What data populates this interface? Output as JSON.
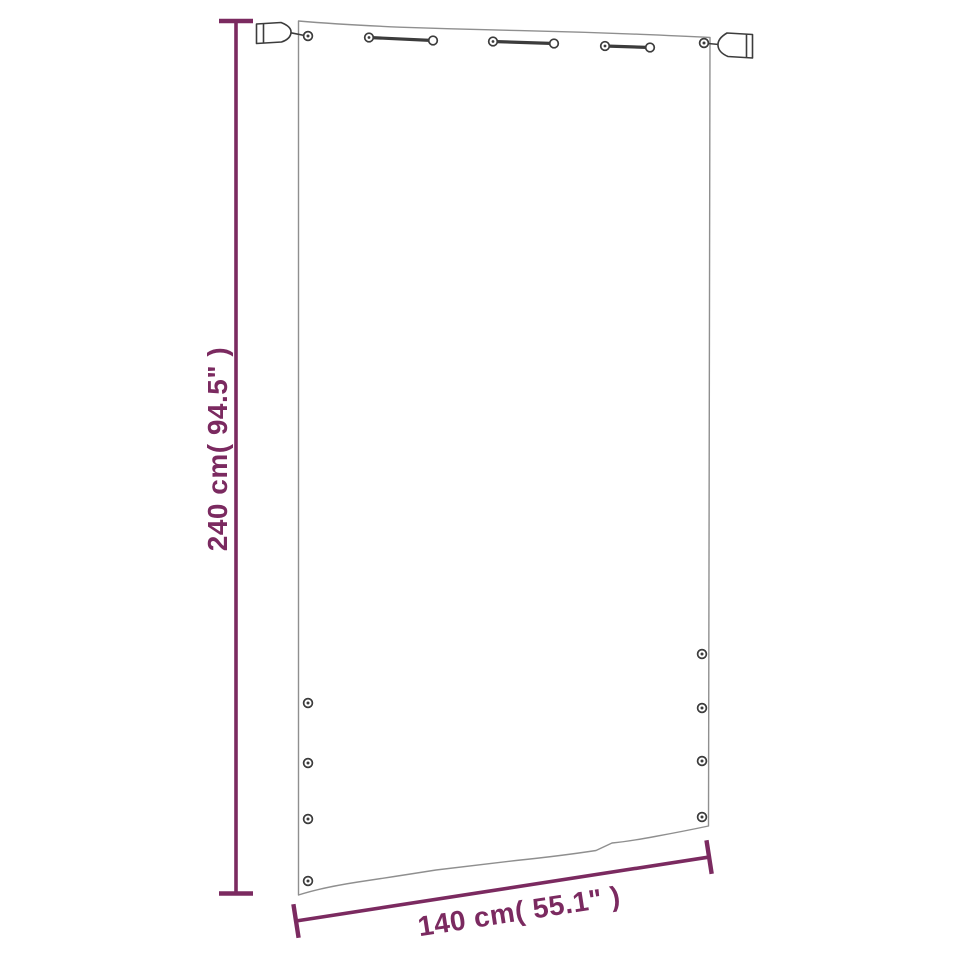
{
  "colors": {
    "accent": "#7b2a60",
    "panel_outline": "#8f8f8f",
    "hardware": "#3c3c3c",
    "background": "#ffffff"
  },
  "dimensions": {
    "height": {
      "label": "240 cm( 94.5\" )",
      "cm": 240,
      "inches": 94.5
    },
    "width": {
      "label": "140 cm( 55.1\" )",
      "cm": 140,
      "inches": 55.1
    }
  },
  "hardware": {
    "end_clips": 2,
    "top_ties": 3,
    "corner_rings": 2,
    "left_grommets": 4,
    "right_grommets": 4
  }
}
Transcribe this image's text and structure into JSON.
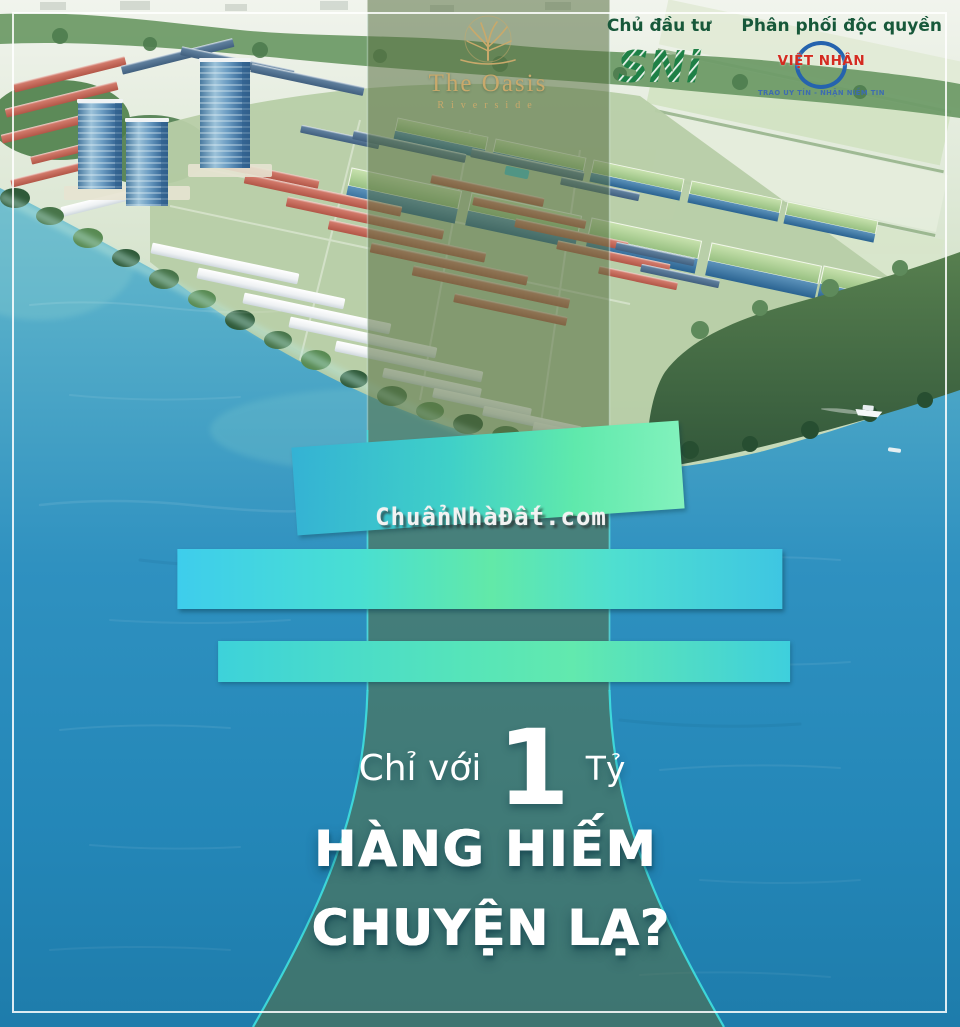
{
  "branding": {
    "project": {
      "name": "The Oasis",
      "subtitle": "Riverside",
      "icon": "gold-tree-icon"
    },
    "developer": {
      "label": "Chủ đầu tư",
      "logo_text": "SNi"
    },
    "distributor": {
      "label": "Phân phối độc quyền",
      "logo_text": "VIỆT NHÂN",
      "tagline": "TRAO UY TÍN - NHẬN NIỀM TIN"
    }
  },
  "headline": {
    "script": "Sở Hữu",
    "main": "BIỆT THỰ VEN SÔNG",
    "sub": "Đẳng Cấp Bậc Nhất Bình Dương"
  },
  "offer": {
    "prefix": "Chỉ với",
    "number": "1",
    "unit": "Tỷ"
  },
  "taglines": [
    "HÀNG HIẾM",
    "CHUYỆN LẠ?"
  ],
  "watermark": "ChuẩnNhàĐất.com",
  "colors": {
    "water_blue": "#2d8fc0",
    "band_overlay": "rgba(88,112,66,0.55)",
    "band_edge_cyan": "#3fe0e0",
    "gradient_cyan": "#3ecdec",
    "gradient_mint": "#62e9a8",
    "gold": "#c9a96b",
    "label_green": "#17583a",
    "sni_green": "#1e8046",
    "vn_red": "#d42b20",
    "vn_blue": "#2563ae",
    "white": "#ffffff"
  }
}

************

*Task description*.
Transcribe all of the entries word for word, but skip any pictures they contain.

*Written response*.
What data populates this interface? Output as JSON.
{
  "colors": {
    "accent": "#7b2a60",
    "panel_outline": "#8f8f8f",
    "hardware": "#3c3c3c",
    "background": "#ffffff"
  },
  "dimensions": {
    "height": {
      "label": "240 cm( 94.5\" )",
      "cm": 240,
      "inches": 94.5
    },
    "width": {
      "label": "140 cm( 55.1\" )",
      "cm": 140,
      "inches": 55.1
    }
  },
  "hardware": {
    "end_clips": 2,
    "top_ties": 3,
    "corner_rings": 2,
    "left_grommets": 4,
    "right_grommets": 4
  }
}
Transcribe this image's text and structure into JSON.
{
  "branding": {
    "project": {
      "name": "The Oasis",
      "subtitle": "Riverside",
      "icon": "gold-tree-icon"
    },
    "developer": {
      "label": "Chủ đầu tư",
      "logo_text": "SNi"
    },
    "distributor": {
      "label": "Phân phối độc quyền",
      "logo_text": "VIỆT NHÂN",
      "tagline": "TRAO UY TÍN - NHẬN NIỀM TIN"
    }
  },
  "headline": {
    "script": "Sở Hữu",
    "main": "BIỆT THỰ VEN SÔNG",
    "sub": "Đẳng Cấp Bậc Nhất Bình Dương"
  },
  "offer": {
    "prefix": "Chỉ với",
    "number": "1",
    "unit": "Tỷ"
  },
  "taglines": [
    "HÀNG HIẾM",
    "CHUYỆN LẠ?"
  ],
  "watermark": "ChuẩnNhàĐất.com",
  "colors": {
    "water_blue": "#2d8fc0",
    "band_overlay": "rgba(88,112,66,0.55)",
    "band_edge_cyan": "#3fe0e0",
    "gradient_cyan": "#3ecdec",
    "gradient_mint": "#62e9a8",
    "gold": "#c9a96b",
    "label_green": "#17583a",
    "sni_green": "#1e8046",
    "vn_red": "#d42b20",
    "vn_blue": "#2563ae",
    "white": "#ffffff"
  }
}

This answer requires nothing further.